__Task objective__. Search the records below for the word "易拉罐变瘪". Pull out each line that has it.

__Entries provided__.
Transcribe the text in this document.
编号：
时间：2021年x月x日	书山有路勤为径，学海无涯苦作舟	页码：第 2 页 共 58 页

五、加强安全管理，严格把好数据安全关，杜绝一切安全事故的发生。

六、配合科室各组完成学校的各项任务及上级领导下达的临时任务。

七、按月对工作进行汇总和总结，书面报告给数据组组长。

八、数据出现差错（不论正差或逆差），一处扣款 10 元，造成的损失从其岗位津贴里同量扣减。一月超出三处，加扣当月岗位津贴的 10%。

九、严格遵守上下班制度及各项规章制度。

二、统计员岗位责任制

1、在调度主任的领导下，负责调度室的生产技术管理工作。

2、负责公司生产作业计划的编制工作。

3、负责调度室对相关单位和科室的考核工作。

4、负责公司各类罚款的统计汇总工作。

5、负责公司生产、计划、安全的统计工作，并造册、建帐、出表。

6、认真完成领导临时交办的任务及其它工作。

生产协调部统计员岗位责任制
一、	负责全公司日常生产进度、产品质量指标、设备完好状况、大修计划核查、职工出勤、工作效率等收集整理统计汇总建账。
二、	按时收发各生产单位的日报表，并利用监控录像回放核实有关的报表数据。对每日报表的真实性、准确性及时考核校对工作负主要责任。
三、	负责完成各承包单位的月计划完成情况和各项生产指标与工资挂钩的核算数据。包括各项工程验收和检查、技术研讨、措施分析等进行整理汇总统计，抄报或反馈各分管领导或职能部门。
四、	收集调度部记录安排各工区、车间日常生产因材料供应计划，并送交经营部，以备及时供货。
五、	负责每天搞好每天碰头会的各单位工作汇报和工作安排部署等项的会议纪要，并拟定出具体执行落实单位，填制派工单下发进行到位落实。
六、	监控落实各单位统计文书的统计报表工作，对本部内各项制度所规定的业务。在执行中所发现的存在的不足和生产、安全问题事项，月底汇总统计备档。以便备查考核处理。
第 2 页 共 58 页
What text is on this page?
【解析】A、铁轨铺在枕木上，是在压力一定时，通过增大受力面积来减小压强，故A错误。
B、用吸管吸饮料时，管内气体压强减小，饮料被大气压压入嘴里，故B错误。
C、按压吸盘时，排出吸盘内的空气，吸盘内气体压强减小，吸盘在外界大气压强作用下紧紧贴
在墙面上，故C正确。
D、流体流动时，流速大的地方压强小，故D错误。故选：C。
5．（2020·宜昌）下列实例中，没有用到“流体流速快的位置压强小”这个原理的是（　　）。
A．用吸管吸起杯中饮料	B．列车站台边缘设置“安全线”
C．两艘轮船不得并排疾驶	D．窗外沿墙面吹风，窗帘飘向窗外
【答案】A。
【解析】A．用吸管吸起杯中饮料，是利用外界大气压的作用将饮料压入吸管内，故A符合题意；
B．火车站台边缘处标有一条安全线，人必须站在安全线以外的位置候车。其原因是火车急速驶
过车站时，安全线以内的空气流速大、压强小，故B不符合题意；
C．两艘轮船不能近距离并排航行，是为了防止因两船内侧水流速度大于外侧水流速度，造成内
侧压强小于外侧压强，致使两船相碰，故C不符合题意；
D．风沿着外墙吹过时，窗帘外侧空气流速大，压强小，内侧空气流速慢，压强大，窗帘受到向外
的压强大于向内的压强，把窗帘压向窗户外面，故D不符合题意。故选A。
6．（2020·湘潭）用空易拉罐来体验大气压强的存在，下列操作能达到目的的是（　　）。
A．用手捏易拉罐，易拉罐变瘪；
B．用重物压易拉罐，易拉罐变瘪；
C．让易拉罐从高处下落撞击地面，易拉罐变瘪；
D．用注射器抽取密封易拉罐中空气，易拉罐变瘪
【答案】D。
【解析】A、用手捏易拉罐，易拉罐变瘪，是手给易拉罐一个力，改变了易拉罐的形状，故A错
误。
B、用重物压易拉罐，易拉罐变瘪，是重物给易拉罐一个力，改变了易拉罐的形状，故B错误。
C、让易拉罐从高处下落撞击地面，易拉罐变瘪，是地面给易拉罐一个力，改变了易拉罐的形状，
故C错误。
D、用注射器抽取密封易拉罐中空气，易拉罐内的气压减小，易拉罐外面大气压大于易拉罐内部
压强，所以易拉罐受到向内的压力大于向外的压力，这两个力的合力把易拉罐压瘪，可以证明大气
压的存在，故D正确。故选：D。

__Solution to the problem__.
A．用手捏易拉罐，易拉罐变瘪；
B．用重物压易拉罐，易拉罐变瘪；
C．让易拉罐从高处下落撞击地面，易拉罐变瘪；
D．用注射器抽取密封易拉罐中空气，易拉罐变瘪
【解析】A、用手捏易拉罐，易拉罐变瘪，是手给易拉罐一个力，改变了易拉罐的形状，故A错
B、用重物压易拉罐，易拉罐变瘪，是重物给易拉罐一个力，改变了易拉罐的形状，故B错误。
C、让易拉罐从高处下落撞击地面，易拉罐变瘪，是地面给易拉罐一个力，改变了易拉罐的形状，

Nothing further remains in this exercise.